* Prompt A
Name every publication that the article on research and policy mentions as publishing or reporting something.
* Prompt B
In the article on research and policy, write out the passage from "Meanwhile, Professor Jon Karnon, from" up to and including "to research funding.", switching "high-cost" to "low-cost".

* Extract to read

Conducted by the Australian Centre for the Public Awareness of Science, and commissioned by the Department of Industry, Innovation and Science, the survey found most Australians are very pro-science and are quite highly engaged with science-related issues. While they think the pace of change is too fast, more than half of respondents would like to see new drugs released without waiting for clinical trials.

It’s a similar picture with Research Australia’s latest opinion poll, which confirms most people see health and medical research as a high spending priority, and that there is overwhelming support for embedding research in the health system.

So if research is so widely trusted, why does it not have more influence in policy?

A Danish study , published in the British Journal of Political Science and reported here, found that politicians were unlikely to change their prior beliefs, even in the face of overwhelming evidence. It’s a finding that seems to be born out in Australia, with growing concern that Australian public policy has developed a post-truth political culture. As the Mandarin reports, the recent Power to Persuade symposium acknowledged that this post-truth climate is making evidence-based policy harder, but provided some solutions that offer hope.

Some commentators argue that it’s up to scientists themselves to address the problem. Arizona State University’s Daniel Sarewitz, co-director of the Consortium for Science, Policy & Outcomes, writes in the The Guardian that it’s important to stop treating science denial like a disease. In fact, he concludes, maybe a little science denial is in order these days:

Much of science is on the verge of a crisis that threatens its viability, integrity, legitimacy and utility. This crisis stems from a growing awareness that much of the science being produced today is, by the norms of science itself, of poor quality; that significant areas of research are driven by self-reinforcing fads and opportunities to game the funding system, or to advance particular agendas; that publication rates continue to grow exponentially with little evidence that much of what is published actually gets read; and that the promises of social benefit made on behalf of many avenues of science are looking increasingly implausible, if not ridiculous.”

Towards big data heaven

Linked, de-identified health data are the Holy Grail for health researchers. Large scale retrospective analysis of real life patient outcomes, linked to other information about the determinants of health, can result in the identication of critical patterns and trends without having to conduct a clinical trial.

But Australia is being left behind in using big data for health, according to an analysis in the Medical Republic (registration required) – largely because until recently Australian researchers have had to wait years to gain access to data. By contrast, in Denmark GPs, specialists, pharmacists and hospitals all interact using a central database, through which each patient’s journey is tracked using a unique ID number.

The evidence of the benefits of big data for health is mounting. In Australia this week alone, it was reported that big data are being used in research projects to shed light on bipolar disorder − using whole genome sequencing of 1200 participants recruited from the Sax Institute’s 45 and Up Study cohort study − as well as the genetic causes of osteoporosis.  And a recent US study  is laying the groundwork to generate substantial evidence in favour of incorporating social determinants of health into electronic health record data – you can read more about what they found here.

Meanwhile, Professor Jon Karnon, from the School of Public Health, University of Adelaide, has suggested a shake up of how medical research applications to the NHMRC are assessed. He wrote in Croakey:

…without substantial changes to the way in which grant applications are assessed, the process will continue to incentivize high-cost research. A focus on value for money, analogous to the processes by which new technologies are assessed, could support more research and even higher returns to research funding.

Aboriginal health

The tragic news of what may be one of Australia’s youngest suicides − the death of a nine-year-old Aboriginal boy in Queensland this week − has thrown the mental health of Aboriginal and Torres Strait Islander people into the spotlight again.

* Given entries
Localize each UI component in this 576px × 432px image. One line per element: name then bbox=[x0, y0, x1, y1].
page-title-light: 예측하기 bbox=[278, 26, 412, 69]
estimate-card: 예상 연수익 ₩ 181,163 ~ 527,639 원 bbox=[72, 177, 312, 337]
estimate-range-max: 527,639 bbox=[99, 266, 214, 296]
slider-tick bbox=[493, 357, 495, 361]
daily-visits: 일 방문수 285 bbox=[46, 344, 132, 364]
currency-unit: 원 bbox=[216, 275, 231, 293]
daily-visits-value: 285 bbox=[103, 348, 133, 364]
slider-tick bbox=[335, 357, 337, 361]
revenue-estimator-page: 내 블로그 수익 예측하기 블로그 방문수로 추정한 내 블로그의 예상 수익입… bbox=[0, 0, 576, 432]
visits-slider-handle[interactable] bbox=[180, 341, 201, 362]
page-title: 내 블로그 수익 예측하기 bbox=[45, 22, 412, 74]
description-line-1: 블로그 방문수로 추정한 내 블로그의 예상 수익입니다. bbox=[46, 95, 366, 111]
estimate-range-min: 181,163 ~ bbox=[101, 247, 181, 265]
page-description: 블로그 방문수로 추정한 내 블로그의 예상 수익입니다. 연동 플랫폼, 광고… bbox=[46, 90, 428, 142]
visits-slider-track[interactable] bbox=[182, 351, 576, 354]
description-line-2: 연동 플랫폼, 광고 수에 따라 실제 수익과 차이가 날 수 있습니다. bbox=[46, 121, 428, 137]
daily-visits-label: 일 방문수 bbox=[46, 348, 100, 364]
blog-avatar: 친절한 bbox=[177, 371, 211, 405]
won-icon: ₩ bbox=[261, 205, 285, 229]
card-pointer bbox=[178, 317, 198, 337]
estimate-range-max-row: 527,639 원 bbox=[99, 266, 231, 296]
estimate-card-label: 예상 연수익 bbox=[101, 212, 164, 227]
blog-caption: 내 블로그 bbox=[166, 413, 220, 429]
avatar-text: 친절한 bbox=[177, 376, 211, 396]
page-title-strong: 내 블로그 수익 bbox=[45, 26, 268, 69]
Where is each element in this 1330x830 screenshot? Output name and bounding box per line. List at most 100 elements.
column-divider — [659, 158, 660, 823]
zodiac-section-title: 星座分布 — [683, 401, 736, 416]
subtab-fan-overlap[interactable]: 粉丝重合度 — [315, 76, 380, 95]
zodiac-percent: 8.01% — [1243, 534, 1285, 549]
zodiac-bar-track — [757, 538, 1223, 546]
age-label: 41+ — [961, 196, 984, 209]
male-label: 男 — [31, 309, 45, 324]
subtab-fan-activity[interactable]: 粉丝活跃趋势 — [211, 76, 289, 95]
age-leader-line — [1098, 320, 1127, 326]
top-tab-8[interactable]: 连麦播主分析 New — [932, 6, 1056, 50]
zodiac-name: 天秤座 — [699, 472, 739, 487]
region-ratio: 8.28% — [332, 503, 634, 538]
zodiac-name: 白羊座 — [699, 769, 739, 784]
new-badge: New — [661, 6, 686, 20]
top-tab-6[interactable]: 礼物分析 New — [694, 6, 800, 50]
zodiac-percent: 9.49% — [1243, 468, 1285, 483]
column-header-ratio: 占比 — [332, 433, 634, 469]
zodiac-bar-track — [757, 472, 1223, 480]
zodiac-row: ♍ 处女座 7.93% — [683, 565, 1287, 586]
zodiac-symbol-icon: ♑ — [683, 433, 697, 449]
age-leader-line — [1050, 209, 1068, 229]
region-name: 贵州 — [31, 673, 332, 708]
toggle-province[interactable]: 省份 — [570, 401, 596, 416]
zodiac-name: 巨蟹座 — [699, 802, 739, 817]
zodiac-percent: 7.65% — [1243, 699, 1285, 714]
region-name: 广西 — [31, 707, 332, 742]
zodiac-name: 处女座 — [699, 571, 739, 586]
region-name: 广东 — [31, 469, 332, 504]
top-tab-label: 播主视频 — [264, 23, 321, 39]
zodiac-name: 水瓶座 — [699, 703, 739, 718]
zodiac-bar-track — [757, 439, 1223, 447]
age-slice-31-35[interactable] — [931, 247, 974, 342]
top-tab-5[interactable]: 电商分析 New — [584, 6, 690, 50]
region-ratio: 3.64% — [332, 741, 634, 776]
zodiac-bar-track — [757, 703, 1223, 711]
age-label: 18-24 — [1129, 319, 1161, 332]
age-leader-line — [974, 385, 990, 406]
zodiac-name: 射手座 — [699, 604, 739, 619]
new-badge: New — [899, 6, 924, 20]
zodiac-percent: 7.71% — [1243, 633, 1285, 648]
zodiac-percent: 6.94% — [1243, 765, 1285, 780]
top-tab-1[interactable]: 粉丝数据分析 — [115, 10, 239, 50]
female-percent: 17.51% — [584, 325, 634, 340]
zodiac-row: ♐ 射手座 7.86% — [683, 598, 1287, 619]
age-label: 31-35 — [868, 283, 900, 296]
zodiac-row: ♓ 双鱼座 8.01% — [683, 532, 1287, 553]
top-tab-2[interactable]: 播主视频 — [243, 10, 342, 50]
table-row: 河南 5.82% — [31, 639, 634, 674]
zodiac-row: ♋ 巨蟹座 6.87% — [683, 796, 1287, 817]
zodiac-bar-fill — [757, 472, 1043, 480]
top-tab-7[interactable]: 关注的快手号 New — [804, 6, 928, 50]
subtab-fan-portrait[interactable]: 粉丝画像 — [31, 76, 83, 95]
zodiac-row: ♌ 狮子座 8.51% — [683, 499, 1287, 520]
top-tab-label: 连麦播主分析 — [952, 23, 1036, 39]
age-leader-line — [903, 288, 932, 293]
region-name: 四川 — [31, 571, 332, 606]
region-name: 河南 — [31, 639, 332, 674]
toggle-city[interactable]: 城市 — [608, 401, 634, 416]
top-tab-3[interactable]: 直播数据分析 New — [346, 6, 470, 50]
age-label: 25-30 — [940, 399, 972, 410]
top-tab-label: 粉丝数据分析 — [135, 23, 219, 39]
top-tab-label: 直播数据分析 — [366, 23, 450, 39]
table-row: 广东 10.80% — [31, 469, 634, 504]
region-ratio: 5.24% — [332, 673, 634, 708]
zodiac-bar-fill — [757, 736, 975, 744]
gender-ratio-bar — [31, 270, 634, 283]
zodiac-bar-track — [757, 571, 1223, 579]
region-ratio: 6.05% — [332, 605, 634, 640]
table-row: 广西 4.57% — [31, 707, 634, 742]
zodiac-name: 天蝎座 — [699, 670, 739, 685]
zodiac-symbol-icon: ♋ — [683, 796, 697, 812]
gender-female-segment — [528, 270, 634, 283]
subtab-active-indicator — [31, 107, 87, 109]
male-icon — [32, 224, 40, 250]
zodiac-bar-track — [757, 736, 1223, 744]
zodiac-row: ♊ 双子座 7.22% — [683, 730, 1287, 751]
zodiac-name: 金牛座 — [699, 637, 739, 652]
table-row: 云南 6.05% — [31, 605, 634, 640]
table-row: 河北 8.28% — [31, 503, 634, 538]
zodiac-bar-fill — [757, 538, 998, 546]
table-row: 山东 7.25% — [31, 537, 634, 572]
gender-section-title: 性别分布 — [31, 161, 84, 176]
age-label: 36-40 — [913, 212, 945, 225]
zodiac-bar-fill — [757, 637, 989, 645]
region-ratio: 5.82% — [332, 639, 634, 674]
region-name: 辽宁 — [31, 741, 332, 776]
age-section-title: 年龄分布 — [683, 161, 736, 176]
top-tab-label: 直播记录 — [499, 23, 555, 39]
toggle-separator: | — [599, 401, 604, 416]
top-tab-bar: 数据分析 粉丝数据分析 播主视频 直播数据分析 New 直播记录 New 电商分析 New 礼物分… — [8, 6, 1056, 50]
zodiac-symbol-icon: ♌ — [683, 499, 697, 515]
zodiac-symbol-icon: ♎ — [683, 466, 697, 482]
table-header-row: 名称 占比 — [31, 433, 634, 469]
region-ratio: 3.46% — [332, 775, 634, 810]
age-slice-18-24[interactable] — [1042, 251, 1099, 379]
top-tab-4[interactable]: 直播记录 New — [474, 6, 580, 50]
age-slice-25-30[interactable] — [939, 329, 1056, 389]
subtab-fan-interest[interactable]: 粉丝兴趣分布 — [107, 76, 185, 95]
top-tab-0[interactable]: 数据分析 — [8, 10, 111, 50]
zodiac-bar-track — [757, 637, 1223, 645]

* Your solution A
British Journal of Political Science
the Mandarin
The Guardian
the Medical Republic
Croakey

* Your solution B
Meanwhile, Professor Jon Karnon, from the School of Public Health, University of Adelaide, has suggested a shake up of how medical research applications to the NHMRC are assessed. He wrote in Croakey:

…without substantial changes to the way in which grant applications are assessed, the process will continue to incentivize low-cost research. A focus on value for money, analogous to the processes by which new technologies are assessed, could support more research and even higher returns to research funding.